> Dataset excerpts:
····················
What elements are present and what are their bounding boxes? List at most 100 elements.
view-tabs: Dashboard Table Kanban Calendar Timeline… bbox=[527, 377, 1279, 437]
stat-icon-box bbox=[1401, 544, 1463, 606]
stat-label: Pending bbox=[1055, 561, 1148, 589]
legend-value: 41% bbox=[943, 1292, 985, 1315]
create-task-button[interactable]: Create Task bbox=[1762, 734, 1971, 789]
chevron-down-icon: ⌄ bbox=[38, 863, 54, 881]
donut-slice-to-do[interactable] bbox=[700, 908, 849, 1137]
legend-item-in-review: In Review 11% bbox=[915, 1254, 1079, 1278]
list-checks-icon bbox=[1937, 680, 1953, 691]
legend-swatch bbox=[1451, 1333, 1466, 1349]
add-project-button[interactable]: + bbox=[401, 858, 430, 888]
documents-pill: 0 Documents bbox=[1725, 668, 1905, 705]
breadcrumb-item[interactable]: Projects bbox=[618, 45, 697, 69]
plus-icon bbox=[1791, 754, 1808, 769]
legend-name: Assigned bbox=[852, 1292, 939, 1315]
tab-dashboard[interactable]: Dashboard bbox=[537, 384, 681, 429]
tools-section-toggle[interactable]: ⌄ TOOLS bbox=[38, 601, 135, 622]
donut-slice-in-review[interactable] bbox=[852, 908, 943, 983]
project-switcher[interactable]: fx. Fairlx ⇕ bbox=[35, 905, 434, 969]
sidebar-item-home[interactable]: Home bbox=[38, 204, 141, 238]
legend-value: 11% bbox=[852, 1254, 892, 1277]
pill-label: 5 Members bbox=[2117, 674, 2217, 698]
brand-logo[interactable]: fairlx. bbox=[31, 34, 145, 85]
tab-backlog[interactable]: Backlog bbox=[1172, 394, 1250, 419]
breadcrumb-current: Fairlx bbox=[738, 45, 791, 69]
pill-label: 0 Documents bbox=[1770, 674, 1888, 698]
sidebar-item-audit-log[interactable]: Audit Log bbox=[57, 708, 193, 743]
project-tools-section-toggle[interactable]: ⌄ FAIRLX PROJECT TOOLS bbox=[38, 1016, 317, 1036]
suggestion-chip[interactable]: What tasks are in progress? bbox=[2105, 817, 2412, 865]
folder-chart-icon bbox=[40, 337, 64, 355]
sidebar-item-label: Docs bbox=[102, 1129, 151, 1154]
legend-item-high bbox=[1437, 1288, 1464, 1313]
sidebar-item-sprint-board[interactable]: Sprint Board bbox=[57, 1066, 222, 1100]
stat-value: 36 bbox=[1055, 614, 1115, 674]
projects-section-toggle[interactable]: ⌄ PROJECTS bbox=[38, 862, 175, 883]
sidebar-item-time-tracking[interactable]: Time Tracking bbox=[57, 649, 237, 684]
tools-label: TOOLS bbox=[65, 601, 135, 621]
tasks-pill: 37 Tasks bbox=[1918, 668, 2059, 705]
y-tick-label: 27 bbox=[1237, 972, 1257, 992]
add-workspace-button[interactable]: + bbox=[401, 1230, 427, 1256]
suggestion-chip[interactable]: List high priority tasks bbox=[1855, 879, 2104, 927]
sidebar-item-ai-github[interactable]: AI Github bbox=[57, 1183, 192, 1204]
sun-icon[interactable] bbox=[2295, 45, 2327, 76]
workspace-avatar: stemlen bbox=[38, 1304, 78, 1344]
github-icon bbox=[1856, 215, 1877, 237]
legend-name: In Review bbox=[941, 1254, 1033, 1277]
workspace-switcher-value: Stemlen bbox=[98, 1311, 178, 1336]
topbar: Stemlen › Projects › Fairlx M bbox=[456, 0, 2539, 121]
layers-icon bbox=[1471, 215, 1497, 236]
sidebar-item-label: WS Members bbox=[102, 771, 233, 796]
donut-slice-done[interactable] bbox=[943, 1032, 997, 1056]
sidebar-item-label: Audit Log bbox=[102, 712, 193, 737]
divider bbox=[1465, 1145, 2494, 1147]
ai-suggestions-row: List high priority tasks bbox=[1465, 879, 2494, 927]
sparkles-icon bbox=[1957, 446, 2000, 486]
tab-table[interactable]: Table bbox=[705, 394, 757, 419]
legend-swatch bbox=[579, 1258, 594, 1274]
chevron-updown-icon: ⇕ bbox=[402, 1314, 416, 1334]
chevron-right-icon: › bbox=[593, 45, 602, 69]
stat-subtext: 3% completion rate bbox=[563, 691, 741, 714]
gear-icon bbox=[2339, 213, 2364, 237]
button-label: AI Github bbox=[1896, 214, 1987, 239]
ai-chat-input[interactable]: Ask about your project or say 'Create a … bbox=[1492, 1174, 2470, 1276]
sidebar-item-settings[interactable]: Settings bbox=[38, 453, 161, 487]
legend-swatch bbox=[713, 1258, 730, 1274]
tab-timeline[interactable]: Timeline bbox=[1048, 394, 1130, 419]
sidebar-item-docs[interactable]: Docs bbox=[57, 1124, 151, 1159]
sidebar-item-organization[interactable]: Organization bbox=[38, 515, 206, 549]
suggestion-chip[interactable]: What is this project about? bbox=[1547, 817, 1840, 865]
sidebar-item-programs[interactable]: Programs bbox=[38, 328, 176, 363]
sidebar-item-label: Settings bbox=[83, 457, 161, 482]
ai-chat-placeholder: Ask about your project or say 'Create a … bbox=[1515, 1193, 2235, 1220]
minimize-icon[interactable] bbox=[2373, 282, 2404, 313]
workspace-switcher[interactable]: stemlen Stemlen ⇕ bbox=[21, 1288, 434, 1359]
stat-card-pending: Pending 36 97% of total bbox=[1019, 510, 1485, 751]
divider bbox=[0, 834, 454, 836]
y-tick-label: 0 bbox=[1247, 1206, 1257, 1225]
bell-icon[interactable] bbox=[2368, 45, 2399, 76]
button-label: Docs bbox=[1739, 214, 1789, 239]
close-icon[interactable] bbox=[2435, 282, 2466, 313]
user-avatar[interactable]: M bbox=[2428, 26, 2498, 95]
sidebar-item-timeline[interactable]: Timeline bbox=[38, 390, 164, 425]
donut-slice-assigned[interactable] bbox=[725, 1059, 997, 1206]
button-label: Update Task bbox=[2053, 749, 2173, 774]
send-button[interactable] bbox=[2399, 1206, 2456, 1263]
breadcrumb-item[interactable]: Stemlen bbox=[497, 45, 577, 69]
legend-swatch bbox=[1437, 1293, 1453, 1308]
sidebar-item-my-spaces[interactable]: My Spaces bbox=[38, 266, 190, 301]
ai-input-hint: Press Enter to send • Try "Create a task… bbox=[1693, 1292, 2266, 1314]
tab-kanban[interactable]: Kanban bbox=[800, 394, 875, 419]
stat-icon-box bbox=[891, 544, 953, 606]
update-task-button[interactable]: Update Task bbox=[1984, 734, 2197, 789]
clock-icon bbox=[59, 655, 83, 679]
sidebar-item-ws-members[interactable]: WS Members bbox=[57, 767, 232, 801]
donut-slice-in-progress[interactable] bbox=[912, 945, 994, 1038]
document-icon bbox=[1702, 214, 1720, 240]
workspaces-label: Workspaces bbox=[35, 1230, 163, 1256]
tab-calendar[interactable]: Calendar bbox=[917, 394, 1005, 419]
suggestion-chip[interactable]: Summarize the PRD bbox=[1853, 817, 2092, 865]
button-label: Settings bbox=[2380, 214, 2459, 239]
····················
Reproduce the lines verbatim from the start of the lines through the line containing "stat-label: Pending bbox=[1055, 561, 1148, 589]", inclusive of both ends.

> Expected answer:
What elements are present and what are their bounding boxes? List at most 100 elements.
view-tabs: Dashboard Table Kanban Calendar Timeline… bbox=[527, 377, 1279, 437]
stat-icon-box bbox=[1401, 544, 1463, 606]
stat-label: Pending bbox=[1055, 561, 1148, 589]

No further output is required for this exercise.